**MATERIAL TO PROCESS:**

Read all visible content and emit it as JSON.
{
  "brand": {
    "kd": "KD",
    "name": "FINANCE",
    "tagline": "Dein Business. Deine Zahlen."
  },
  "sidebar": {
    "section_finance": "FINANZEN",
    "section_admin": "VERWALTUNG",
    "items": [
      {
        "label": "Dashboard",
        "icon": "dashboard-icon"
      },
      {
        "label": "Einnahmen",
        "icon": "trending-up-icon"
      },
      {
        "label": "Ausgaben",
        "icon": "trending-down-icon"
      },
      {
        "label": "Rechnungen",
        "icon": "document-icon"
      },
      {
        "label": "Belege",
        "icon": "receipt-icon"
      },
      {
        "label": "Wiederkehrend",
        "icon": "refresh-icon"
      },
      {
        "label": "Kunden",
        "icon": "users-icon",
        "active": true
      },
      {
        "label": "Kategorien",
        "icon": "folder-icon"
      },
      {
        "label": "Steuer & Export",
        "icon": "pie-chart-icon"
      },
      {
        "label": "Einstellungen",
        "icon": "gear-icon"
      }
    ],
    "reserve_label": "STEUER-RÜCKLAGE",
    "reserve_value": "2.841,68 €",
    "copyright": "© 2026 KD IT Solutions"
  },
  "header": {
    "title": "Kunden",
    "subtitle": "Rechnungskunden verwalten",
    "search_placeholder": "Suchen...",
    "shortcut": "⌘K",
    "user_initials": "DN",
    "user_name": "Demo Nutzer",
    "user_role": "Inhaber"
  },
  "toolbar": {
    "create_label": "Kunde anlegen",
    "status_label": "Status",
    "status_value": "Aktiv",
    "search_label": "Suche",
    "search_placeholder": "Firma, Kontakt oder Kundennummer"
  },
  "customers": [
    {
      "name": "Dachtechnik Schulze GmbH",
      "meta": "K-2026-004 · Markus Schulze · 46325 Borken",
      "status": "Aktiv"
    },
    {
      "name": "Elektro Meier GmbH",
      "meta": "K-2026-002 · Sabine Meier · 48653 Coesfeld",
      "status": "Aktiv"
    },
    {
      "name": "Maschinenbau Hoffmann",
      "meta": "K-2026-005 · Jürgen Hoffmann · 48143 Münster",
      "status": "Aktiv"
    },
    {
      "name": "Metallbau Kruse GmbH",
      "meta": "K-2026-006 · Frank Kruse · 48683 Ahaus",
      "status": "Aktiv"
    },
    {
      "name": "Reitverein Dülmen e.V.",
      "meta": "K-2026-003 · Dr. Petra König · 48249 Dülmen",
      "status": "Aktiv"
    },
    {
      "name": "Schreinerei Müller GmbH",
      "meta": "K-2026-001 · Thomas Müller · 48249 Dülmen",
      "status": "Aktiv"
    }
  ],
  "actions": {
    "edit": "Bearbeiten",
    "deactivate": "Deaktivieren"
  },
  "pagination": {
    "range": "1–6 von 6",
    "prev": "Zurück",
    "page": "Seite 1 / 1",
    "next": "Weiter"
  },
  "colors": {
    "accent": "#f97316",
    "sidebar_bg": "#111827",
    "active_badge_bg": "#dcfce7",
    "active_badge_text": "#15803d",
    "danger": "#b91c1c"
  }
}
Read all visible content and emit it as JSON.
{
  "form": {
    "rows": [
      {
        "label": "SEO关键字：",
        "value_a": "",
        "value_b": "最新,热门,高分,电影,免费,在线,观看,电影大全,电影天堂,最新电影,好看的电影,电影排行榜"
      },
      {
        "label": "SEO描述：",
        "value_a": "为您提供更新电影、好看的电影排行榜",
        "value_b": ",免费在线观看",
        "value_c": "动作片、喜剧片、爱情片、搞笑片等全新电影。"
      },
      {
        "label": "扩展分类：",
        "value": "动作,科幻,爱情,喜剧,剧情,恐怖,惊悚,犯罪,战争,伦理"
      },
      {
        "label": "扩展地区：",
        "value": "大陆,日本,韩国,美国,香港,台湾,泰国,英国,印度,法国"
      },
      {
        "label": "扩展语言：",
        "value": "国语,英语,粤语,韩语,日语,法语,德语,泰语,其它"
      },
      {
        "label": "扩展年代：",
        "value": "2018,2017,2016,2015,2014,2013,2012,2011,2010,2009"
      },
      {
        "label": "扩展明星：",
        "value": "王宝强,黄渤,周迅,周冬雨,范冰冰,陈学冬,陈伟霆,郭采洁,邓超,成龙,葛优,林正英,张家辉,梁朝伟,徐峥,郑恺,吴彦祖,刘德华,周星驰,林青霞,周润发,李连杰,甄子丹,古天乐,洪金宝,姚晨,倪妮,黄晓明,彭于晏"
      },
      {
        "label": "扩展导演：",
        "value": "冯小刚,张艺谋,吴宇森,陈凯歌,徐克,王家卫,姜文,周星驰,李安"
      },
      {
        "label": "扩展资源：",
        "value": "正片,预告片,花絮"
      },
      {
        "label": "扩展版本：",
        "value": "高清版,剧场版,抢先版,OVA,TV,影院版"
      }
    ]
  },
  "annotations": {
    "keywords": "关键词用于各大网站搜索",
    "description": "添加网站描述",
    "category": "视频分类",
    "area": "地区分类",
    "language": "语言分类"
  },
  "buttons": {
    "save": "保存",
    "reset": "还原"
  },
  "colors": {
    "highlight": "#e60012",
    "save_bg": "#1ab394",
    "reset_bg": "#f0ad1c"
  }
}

**INSTRUCTIONS TO FOLLOW:** The records above must be output exactly, in full.

**EXERCISE SOLUTION:**
Read all visible content and emit it as JSON.
{
  "brand": {
    "kd": "KD",
    "name": "FINANCE",
    "tagline": "Dein Business. Deine Zahlen."
  },
  "sidebar": {
    "section_finance": "FINANZEN",
    "section_admin": "VERWALTUNG",
    "items": [
      {
        "label": "Dashboard",
        "icon": "dashboard-icon"
      },
      {
        "label": "Einnahmen",
        "icon": "trending-up-icon"
      },
      {
        "label": "Ausgaben",
        "icon": "trending-down-icon"
      },
      {
        "label": "Rechnungen",
        "icon": "document-icon"
      },
      {
        "label": "Belege",
        "icon": "receipt-icon"
      },
      {
        "label": "Wiederkehrend",
        "icon": "refresh-icon"
      },
      {
        "label": "Kunden",
        "icon": "users-icon",
        "active": true
      },
      {
        "label": "Kategorien",
        "icon": "folder-icon"
      },
      {
        "label": "Steuer & Export",
        "icon": "pie-chart-icon"
      },
      {
        "label": "Einstellungen",
        "icon": "gear-icon"
      }
    ],
    "reserve_label": "STEUER-RÜCKLAGE",
    "reserve_value": "2.841,68 €",
    "copyright": "© 2026 KD IT Solutions"
  },
  "header": {
    "title": "Kunden",
    "subtitle": "Rechnungskunden verwalten",
    "search_placeholder": "Suchen...",
    "shortcut": "⌘K",
    "user_initials": "DN",
    "user_name": "Demo Nutzer",
    "user_role": "Inhaber"
  },
  "toolbar": {
    "create_label": "Kunde anlegen",
    "status_label": "Status",
    "status_value": "Aktiv",
    "search_label": "Suche",
    "search_placeholder": "Firma, Kontakt oder Kundennummer"
  },
  "customers": [
    {
      "name": "Dachtechnik Schulze GmbH",
      "meta": "K-2026-004 · Markus Schulze · 46325 Borken",
      "status": "Aktiv"
    },
    {
      "name": "Elektro Meier GmbH",
      "meta": "K-2026-002 · Sabine Meier · 48653 Coesfeld",
      "status": "Aktiv"
    },
    {
      "name": "Maschinenbau Hoffmann",
      "meta": "K-2026-005 · Jürgen Hoffmann · 48143 Münster",
      "status": "Aktiv"
    },
    {
      "name": "Metallbau Kruse GmbH",
      "meta": "K-2026-006 · Frank Kruse · 48683 Ahaus",
      "status": "Aktiv"
    },
    {
      "name": "Reitverein Dülmen e.V.",
      "meta": "K-2026-003 · Dr. Petra König · 48249 Dülmen",
      "status": "Aktiv"
    },
    {
      "name": "Schreinerei Müller GmbH",
      "meta": "K-2026-001 · Thomas Müller · 48249 Dülmen",
      "status": "Aktiv"
    }
  ],
  "actions": {
    "edit": "Bearbeiten",
    "deactivate": "Deaktivieren"
  },
  "pagination": {
    "range": "1–6 von 6",
    "prev": "Zurück",
    "page": "Seite 1 / 1",
    "next": "Weiter"
  },
  "colors": {
    "accent": "#f97316",
    "sidebar_bg": "#111827",
    "active_badge_bg": "#dcfce7",
    "active_badge_text": "#15803d",
    "danger": "#b91c1c"
  }
}
Read all visible content and emit it as JSON.
{
  "form": {
    "rows": [
      {
        "label": "SEO关键字：",
        "value_a": "",
        "value_b": "最新,热门,高分,电影,免费,在线,观看,电影大全,电影天堂,最新电影,好看的电影,电影排行榜"
      },
      {
        "label": "SEO描述：",
        "value_a": "为您提供更新电影、好看的电影排行榜",
        "value_b": ",免费在线观看",
        "value_c": "动作片、喜剧片、爱情片、搞笑片等全新电影。"
      },
      {
        "label": "扩展分类：",
        "value": "动作,科幻,爱情,喜剧,剧情,恐怖,惊悚,犯罪,战争,伦理"
      },
      {
        "label": "扩展地区：",
        "value": "大陆,日本,韩国,美国,香港,台湾,泰国,英国,印度,法国"
      },
      {
        "label": "扩展语言：",
        "value": "国语,英语,粤语,韩语,日语,法语,德语,泰语,其它"
      },
      {
        "label": "扩展年代：",
        "value": "2018,2017,2016,2015,2014,2013,2012,2011,2010,2009"
      },
      {
        "label": "扩展明星：",
        "value": "王宝强,黄渤,周迅,周冬雨,范冰冰,陈学冬,陈伟霆,郭采洁,邓超,成龙,葛优,林正英,张家辉,梁朝伟,徐峥,郑恺,吴彦祖,刘德华,周星驰,林青霞,周润发,李连杰,甄子丹,古天乐,洪金宝,姚晨,倪妮,黄晓明,彭于晏"
      },
      {
        "label": "扩展导演：",
        "value": "冯小刚,张艺谋,吴宇森,陈凯歌,徐克,王家卫,姜文,周星驰,李安"
      },
      {
        "label": "扩展资源：",
        "value": "正片,预告片,花絮"
      },
      {
        "label": "扩展版本：",
        "value": "高清版,剧场版,抢先版,OVA,TV,影院版"
      }
    ]
  },
  "annotations": {
    "keywords": "关键词用于各大网站搜索",
    "description": "添加网站描述",
    "category": "视频分类",
    "area": "地区分类",
    "language": "语言分类"
  },
  "buttons": {
    "save": "保存",
    "reset": "还原"
  },
  "colors": {
    "highlight": "#e60012",
    "save_bg": "#1ab394",
    "reset_bg": "#f0ad1c"
  }
}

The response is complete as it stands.